→ **WHAT YOU HAVE TO DO**: Copy every line of the records below that holds the word "request".

** Begin ENTRIES **

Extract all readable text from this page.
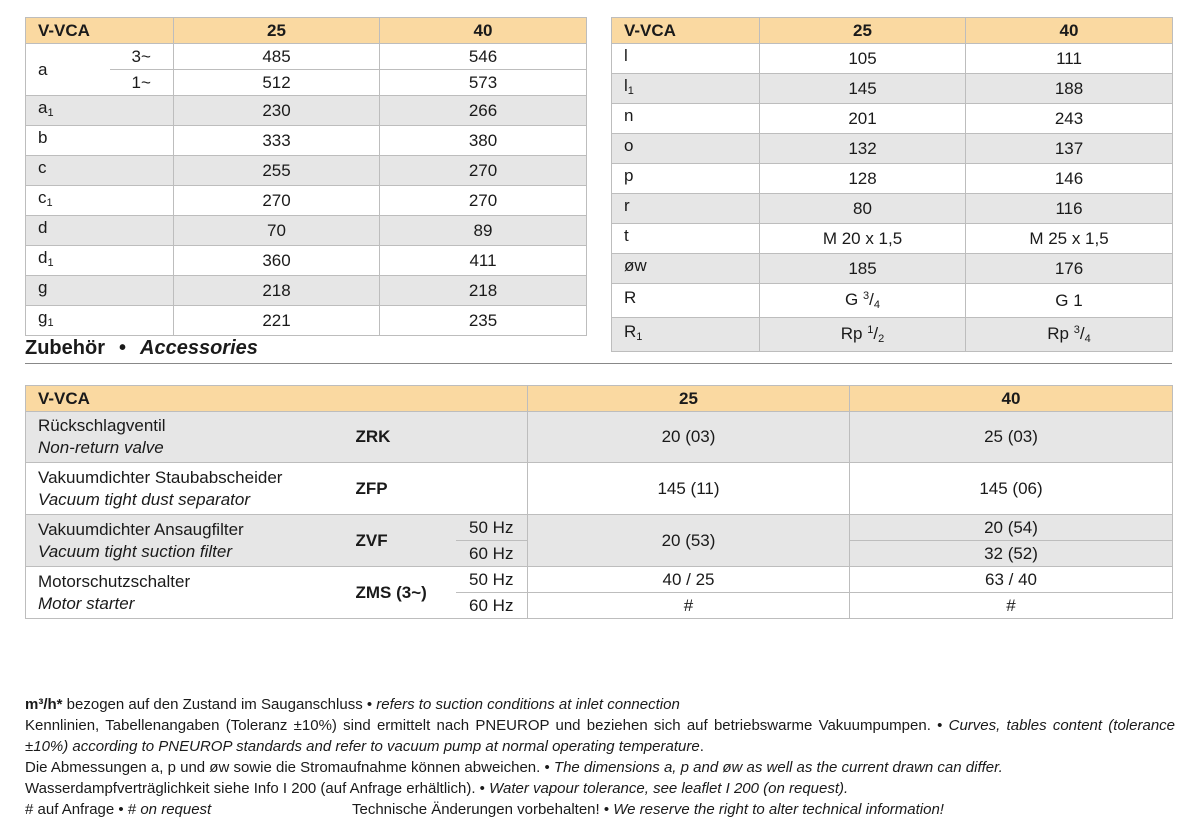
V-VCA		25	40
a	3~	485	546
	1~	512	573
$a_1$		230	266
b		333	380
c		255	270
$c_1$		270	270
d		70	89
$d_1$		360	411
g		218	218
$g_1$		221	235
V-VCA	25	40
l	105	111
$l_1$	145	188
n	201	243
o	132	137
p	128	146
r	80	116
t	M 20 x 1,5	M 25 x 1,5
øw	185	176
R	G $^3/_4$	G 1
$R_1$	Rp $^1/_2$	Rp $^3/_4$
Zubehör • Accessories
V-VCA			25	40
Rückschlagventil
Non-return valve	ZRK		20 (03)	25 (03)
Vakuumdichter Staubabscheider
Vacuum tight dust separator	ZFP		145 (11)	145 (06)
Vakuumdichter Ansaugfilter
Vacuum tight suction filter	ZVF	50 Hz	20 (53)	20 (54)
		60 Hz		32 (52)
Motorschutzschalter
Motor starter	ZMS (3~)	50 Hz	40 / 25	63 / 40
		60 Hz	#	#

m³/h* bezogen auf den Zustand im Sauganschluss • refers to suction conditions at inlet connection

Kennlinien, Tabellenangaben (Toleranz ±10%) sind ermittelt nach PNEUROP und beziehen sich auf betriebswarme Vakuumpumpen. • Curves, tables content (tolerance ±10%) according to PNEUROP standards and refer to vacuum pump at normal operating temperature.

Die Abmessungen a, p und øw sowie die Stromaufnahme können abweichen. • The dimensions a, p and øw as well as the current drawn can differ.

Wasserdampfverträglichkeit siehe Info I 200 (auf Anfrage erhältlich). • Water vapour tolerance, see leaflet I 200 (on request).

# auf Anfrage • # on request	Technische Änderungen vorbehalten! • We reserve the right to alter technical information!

** End ENTRIES **
** Begin ENTRIES **

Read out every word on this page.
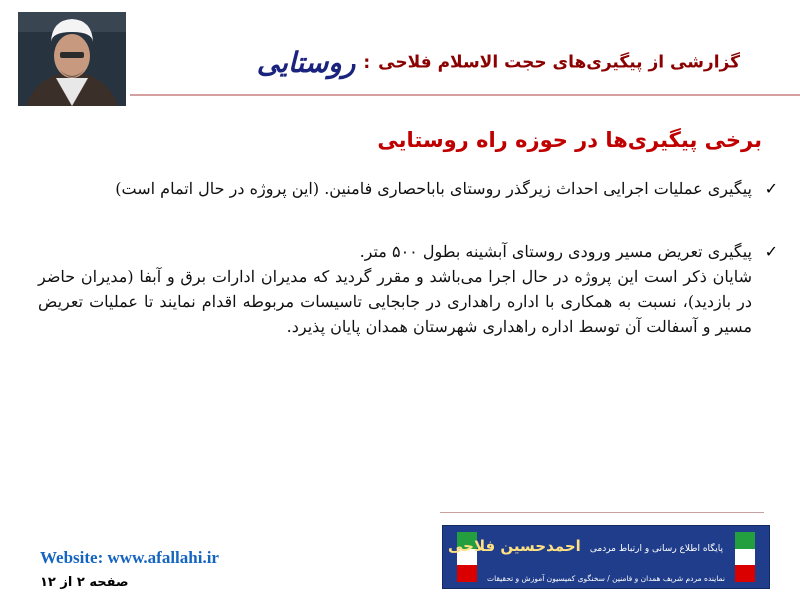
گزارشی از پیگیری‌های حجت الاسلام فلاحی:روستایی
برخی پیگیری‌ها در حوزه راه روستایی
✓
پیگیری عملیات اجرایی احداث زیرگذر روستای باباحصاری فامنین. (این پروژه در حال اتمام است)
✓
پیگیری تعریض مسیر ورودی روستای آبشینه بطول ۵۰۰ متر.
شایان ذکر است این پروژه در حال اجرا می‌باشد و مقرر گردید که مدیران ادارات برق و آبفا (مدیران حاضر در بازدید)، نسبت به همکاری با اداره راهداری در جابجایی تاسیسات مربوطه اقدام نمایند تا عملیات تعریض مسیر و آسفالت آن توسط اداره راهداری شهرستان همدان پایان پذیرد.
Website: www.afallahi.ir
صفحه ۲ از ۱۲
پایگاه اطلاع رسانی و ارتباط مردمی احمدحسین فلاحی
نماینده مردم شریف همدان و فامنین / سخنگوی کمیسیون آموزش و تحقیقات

** End ENTRIES **

→ **EXERCISE ANSWER**:
Wasserdampfverträglichkeit siehe Info I 200 (auf Anfrage erhältlich). • Water vapour tolerance, see leaflet I 200 (on request).
# auf Anfrage • # on request	Technische Änderungen vorbehalten! • We reserve the right to alter technical information!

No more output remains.